[WORK TO DO]
Gather all lines with "document" from the records.

======== RECORDS

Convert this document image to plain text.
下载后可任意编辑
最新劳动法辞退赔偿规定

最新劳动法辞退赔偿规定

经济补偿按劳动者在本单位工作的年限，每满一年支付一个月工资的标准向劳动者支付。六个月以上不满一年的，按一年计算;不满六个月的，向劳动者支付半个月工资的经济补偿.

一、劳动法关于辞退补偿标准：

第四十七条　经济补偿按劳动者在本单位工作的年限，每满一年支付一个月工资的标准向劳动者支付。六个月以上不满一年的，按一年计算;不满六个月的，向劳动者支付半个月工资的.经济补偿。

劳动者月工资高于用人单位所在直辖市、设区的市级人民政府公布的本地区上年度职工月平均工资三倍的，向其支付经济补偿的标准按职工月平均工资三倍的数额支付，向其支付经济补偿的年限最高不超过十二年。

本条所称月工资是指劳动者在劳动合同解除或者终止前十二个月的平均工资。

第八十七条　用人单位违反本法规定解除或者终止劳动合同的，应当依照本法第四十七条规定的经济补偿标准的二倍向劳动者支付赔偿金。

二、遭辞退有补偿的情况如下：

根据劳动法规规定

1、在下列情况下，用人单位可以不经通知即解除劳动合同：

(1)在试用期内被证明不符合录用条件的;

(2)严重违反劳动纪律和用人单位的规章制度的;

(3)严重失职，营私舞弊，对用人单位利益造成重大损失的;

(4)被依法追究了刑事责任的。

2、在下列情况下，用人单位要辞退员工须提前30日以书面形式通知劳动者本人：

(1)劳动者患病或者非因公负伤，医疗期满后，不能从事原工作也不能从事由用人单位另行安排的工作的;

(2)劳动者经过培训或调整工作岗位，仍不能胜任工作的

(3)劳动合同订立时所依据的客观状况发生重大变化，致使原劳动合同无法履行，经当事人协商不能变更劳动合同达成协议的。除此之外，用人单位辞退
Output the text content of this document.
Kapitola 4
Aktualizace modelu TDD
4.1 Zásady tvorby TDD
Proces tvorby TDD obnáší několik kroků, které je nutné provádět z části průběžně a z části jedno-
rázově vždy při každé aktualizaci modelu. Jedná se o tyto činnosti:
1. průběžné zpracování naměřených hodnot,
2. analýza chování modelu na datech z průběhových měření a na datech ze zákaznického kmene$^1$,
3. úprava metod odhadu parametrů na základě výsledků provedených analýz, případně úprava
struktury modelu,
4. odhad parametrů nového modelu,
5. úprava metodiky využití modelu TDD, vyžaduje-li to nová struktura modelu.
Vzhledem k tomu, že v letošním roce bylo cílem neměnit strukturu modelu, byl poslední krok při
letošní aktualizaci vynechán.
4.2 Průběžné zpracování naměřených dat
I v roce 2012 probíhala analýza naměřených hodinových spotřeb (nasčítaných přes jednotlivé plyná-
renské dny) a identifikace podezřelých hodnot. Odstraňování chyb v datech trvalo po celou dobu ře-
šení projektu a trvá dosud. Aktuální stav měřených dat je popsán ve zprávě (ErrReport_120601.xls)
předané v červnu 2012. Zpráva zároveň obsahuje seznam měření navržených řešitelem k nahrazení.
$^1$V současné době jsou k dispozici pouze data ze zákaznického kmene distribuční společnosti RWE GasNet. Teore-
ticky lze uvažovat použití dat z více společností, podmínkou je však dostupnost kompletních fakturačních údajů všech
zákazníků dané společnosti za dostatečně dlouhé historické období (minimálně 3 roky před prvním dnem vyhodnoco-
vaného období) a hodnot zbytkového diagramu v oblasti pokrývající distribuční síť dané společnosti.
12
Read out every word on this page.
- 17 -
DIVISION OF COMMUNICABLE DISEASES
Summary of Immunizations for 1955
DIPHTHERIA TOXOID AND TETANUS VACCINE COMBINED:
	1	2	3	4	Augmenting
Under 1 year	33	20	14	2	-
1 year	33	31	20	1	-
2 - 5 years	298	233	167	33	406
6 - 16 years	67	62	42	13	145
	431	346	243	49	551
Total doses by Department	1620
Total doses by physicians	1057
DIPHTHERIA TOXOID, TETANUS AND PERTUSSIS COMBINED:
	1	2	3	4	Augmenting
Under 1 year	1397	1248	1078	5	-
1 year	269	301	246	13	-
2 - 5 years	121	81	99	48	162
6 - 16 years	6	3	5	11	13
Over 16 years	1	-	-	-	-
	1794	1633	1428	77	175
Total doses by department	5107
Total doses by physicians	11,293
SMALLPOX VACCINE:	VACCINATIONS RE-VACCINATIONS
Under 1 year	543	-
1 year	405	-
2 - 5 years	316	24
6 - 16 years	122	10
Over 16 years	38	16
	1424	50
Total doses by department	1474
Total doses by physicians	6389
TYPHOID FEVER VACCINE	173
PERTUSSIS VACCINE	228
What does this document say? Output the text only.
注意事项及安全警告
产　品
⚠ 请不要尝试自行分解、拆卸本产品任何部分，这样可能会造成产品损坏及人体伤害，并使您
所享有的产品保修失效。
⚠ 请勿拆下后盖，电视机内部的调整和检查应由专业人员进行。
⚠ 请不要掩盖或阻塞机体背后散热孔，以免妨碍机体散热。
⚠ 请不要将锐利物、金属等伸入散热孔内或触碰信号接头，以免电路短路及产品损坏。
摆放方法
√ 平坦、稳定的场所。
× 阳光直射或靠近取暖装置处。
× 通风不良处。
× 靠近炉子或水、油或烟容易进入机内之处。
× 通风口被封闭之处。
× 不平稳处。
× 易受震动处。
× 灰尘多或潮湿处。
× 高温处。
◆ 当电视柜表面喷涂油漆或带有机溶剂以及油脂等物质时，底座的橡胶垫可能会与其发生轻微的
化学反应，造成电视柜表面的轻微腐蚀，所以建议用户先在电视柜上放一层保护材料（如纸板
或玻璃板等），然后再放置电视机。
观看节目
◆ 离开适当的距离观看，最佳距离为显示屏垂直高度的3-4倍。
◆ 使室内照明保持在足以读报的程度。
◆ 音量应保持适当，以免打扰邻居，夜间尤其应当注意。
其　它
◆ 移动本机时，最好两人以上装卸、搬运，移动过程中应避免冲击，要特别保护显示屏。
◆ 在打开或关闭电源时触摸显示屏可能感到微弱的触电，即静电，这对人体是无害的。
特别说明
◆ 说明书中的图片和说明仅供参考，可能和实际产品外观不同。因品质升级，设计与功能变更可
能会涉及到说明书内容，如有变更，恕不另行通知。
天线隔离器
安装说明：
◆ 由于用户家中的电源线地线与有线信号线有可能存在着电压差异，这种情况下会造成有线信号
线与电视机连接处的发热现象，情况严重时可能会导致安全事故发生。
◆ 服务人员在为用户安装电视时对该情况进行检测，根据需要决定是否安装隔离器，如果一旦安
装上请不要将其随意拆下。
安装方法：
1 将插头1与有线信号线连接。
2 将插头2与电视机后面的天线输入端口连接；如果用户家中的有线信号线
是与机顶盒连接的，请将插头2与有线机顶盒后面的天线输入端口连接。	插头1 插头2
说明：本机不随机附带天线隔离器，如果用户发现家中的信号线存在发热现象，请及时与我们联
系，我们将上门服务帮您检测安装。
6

================

[OUTPUT]
Convert this document image to plain text.
Output the text content of this document.
What does this document say? Output the text only.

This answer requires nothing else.